Task to complete:
From the records, pick out and copy each line containing "What".

[Data entries]
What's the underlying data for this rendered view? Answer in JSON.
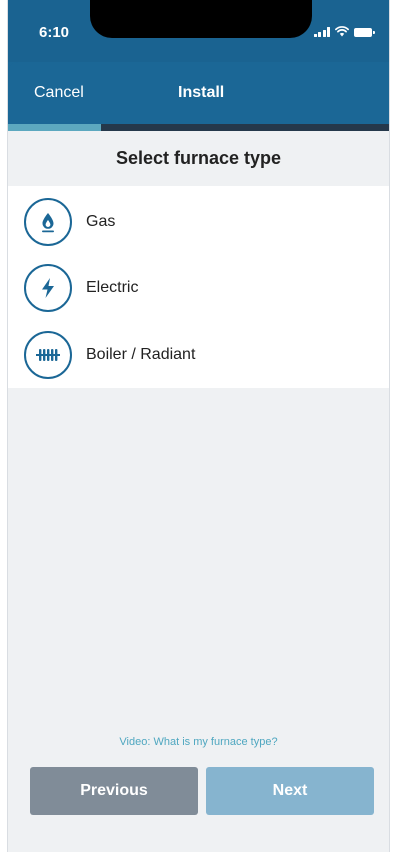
{
  "status_bar": {
    "time": "6:10"
  },
  "nav": {
    "cancel_label": "Cancel",
    "title": "Install"
  },
  "progress": {
    "fraction": 0.24
  },
  "section": {
    "title": "Select furnace type"
  },
  "options": [
    {
      "label": "Gas",
      "icon": "flame-drop-icon"
    },
    {
      "label": "Electric",
      "icon": "lightning-bolt-icon"
    },
    {
      "label": "Boiler / Radiant",
      "icon": "radiator-icon"
    }
  ],
  "help": {
    "video_link": "Video: What is my furnace type?"
  },
  "footer": {
    "previous_label": "Previous",
    "next_label": "Next"
  },
  "colors": {
    "header_blue": "#1b6796",
    "progress_fill": "#5ca8bf",
    "link_teal": "#4fa7c0",
    "button_previous": "#808c98",
    "button_next_disabled": "#86b4cf",
    "background_gray": "#eff1f3"
  }
}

Response to this task:
What's the underlying data for this rendered view? Answer in JSON.
    "video_link": "Video: What is my furnace type?"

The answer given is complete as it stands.